DESCRIPTION OF THE TASK — The records below must be output exactly, without pictures.
+++++
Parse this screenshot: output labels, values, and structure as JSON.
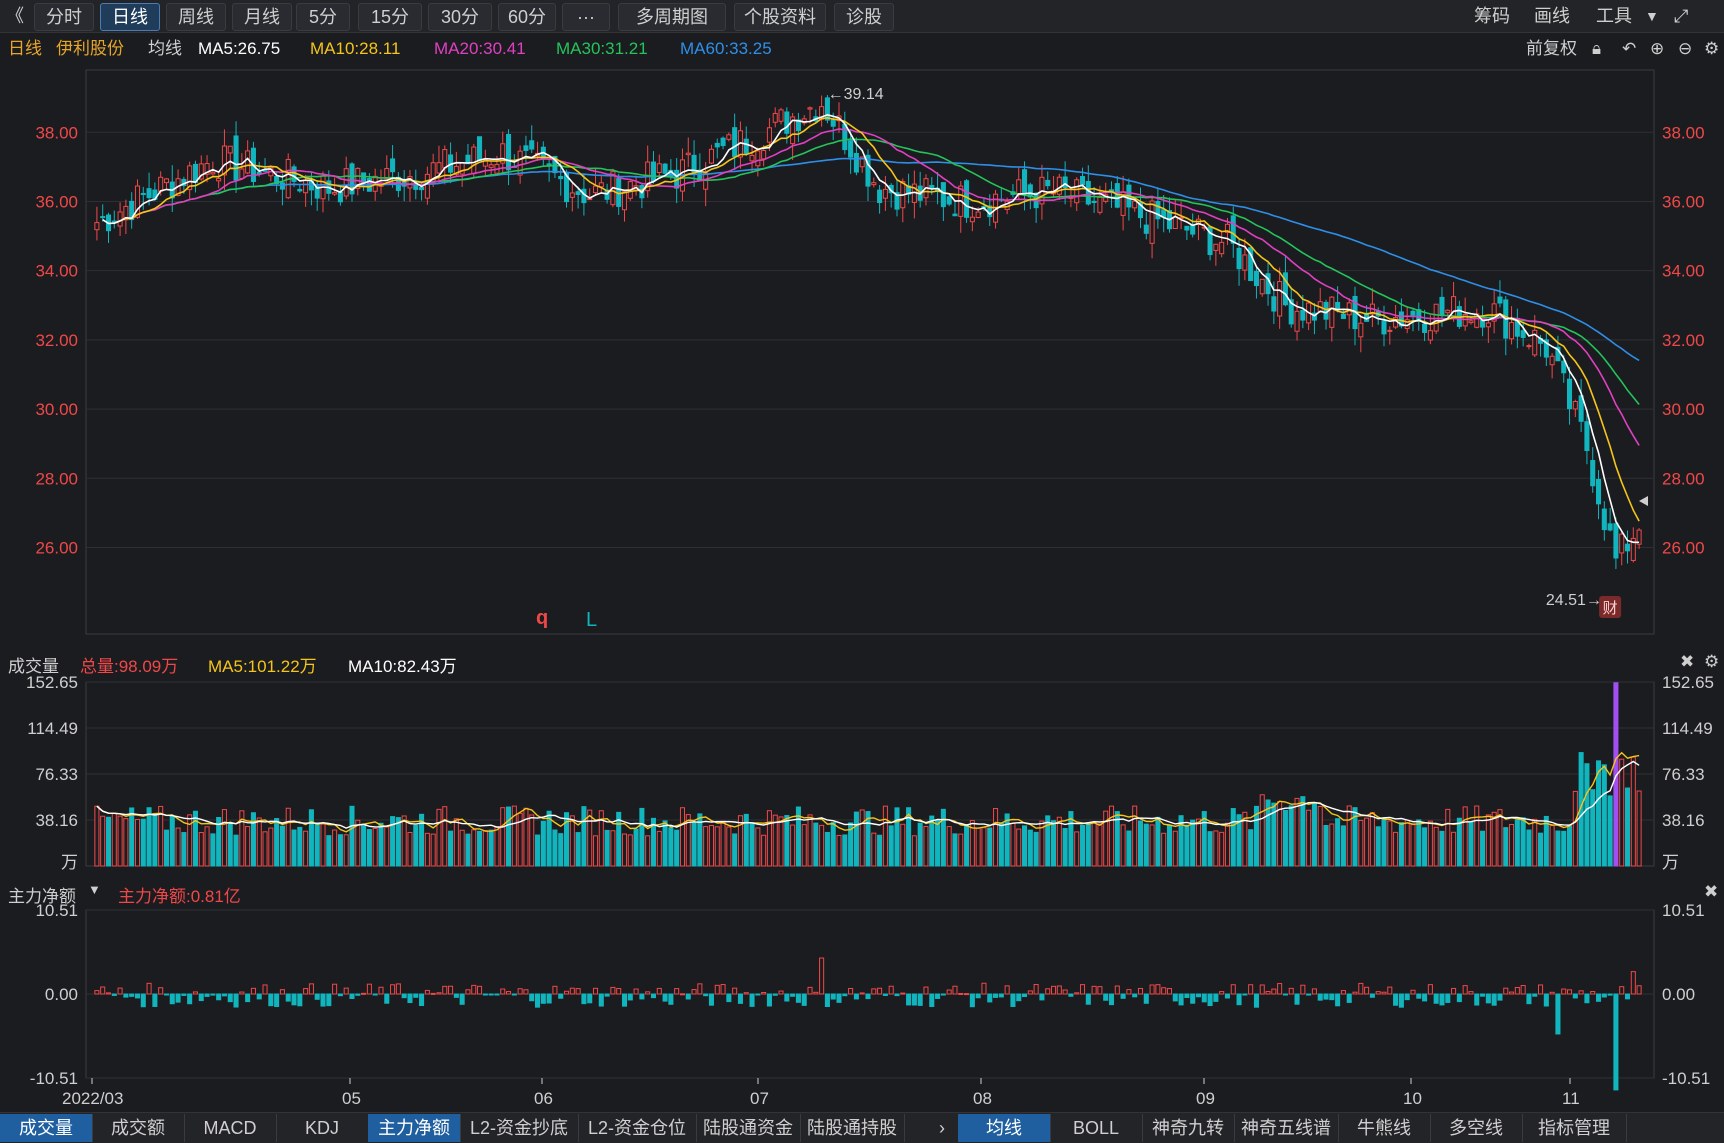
{
  "toolbar": {
    "back": "《",
    "periods": [
      "分时",
      "日线",
      "周线",
      "月线",
      "5分",
      "15分",
      "30分",
      "60分",
      "···",
      "多周期图",
      "个股资料",
      "诊股"
    ],
    "active_period": "日线",
    "right": [
      "筹码",
      "画线",
      "工具"
    ]
  },
  "legend": {
    "period": "日线",
    "stock": "伊利股份",
    "ma_label": "均线",
    "ma5": "MA5:26.75",
    "ma10": "MA10:28.11",
    "ma20": "MA20:30.41",
    "ma30": "MA30:31.21",
    "ma60": "MA60:33.25",
    "fq": "前复权"
  },
  "colors": {
    "up": "#f04848",
    "down": "#11b5be",
    "ma5": "#ffffff",
    "ma10": "#f5c518",
    "ma20": "#e040c0",
    "ma30": "#24c45a",
    "ma60": "#2e8fe8",
    "axis": "#f04848"
  },
  "volume_panel": {
    "title": "成交量",
    "total": "总量:98.09万",
    "ma5": "MA5:101.22万",
    "ma10": "MA10:82.43万",
    "unit": "万"
  },
  "flow_panel": {
    "title": "主力净额",
    "value": "主力净额:0.81亿"
  },
  "markers": {
    "high": "←39.14",
    "low": "24.51→",
    "cai": "财",
    "q": "q",
    "l": "L"
  },
  "bottom_tabs_left": [
    "成交量",
    "成交额",
    "MACD",
    "KDJ",
    "主力净额",
    "L2-资金抄底",
    "L2-资金仓位",
    "陆股通资金",
    "陆股通持股"
  ],
  "bottom_tabs_right": [
    "均线",
    "BOLL",
    "神奇九转",
    "神奇五线谱",
    "牛熊线",
    "多空线",
    "指标管理"
  ],
  "chart_data": {
    "type": "candlestick",
    "price_ticks": [
      "38.00",
      "36.00",
      "34.00",
      "32.00",
      "30.00",
      "28.00",
      "26.00"
    ],
    "volume_ticks": [
      "152.65",
      "114.49",
      "76.33",
      "38.16",
      "万"
    ],
    "flow_ticks": [
      "10.51",
      "0.00",
      "-10.51"
    ],
    "x_ticks": [
      "2022/03",
      "05",
      "06",
      "07",
      "08",
      "09",
      "10",
      "11"
    ],
    "price_range": [
      23.5,
      39.8
    ],
    "volume_range": [
      0,
      152.65
    ],
    "flow_range": [
      -10.51,
      10.51
    ],
    "ma_last": {
      "ma5": 26.75,
      "ma10": 28.11,
      "ma20": 30.41,
      "ma30": 31.21,
      "ma60": 33.25
    }
  }
}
+++++
SOLUTION FOR THIS TASK —
Parse this screenshot: output labels, values, and structure as JSON.
{
  "toolbar": {
    "back": "《",
    "periods": [
      "分时",
      "日线",
      "周线",
      "月线",
      "5分",
      "15分",
      "30分",
      "60分",
      "···",
      "多周期图",
      "个股资料",
      "诊股"
    ],
    "active_period": "日线",
    "right": [
      "筹码",
      "画线",
      "工具"
    ]
  },
  "legend": {
    "period": "日线",
    "stock": "伊利股份",
    "ma_label": "均线",
    "ma5": "MA5:26.75",
    "ma10": "MA10:28.11",
    "ma20": "MA20:30.41",
    "ma30": "MA30:31.21",
    "ma60": "MA60:33.25",
    "fq": "前复权"
  },
  "colors": {
    "up": "#f04848",
    "down": "#11b5be",
    "ma5": "#ffffff",
    "ma10": "#f5c518",
    "ma20": "#e040c0",
    "ma30": "#24c45a",
    "ma60": "#2e8fe8",
    "axis": "#f04848"
  },
  "volume_panel": {
    "title": "成交量",
    "total": "总量:98.09万",
    "ma5": "MA5:101.22万",
    "ma10": "MA10:82.43万",
    "unit": "万"
  },
  "flow_panel": {
    "title": "主力净额",
    "value": "主力净额:0.81亿"
  },
  "markers": {
    "high": "←39.14",
    "low": "24.51→",
    "cai": "财",
    "q": "q",
    "l": "L"
  },
  "bottom_tabs_left": [
    "成交量",
    "成交额",
    "MACD",
    "KDJ",
    "主力净额",
    "L2-资金抄底",
    "L2-资金仓位",
    "陆股通资金",
    "陆股通持股"
  ],
  "bottom_tabs_right": [
    "均线",
    "BOLL",
    "神奇九转",
    "神奇五线谱",
    "牛熊线",
    "多空线",
    "指标管理"
  ],
  "chart_data": {
    "type": "candlestick",
    "price_ticks": [
      "38.00",
      "36.00",
      "34.00",
      "32.00",
      "30.00",
      "28.00",
      "26.00"
    ],
    "volume_ticks": [
      "152.65",
      "114.49",
      "76.33",
      "38.16",
      "万"
    ],
    "flow_ticks": [
      "10.51",
      "0.00",
      "-10.51"
    ],
    "x_ticks": [
      "2022/03",
      "05",
      "06",
      "07",
      "08",
      "09",
      "10",
      "11"
    ],
    "price_range": [
      23.5,
      39.8
    ],
    "volume_range": [
      0,
      152.65
    ],
    "flow_range": [
      -10.51,
      10.51
    ],
    "ma_last": {
      "ma5": 26.75,
      "ma10": 28.11,
      "ma20": 30.41,
      "ma30": 31.21,
      "ma60": 33.25
    }
  }
}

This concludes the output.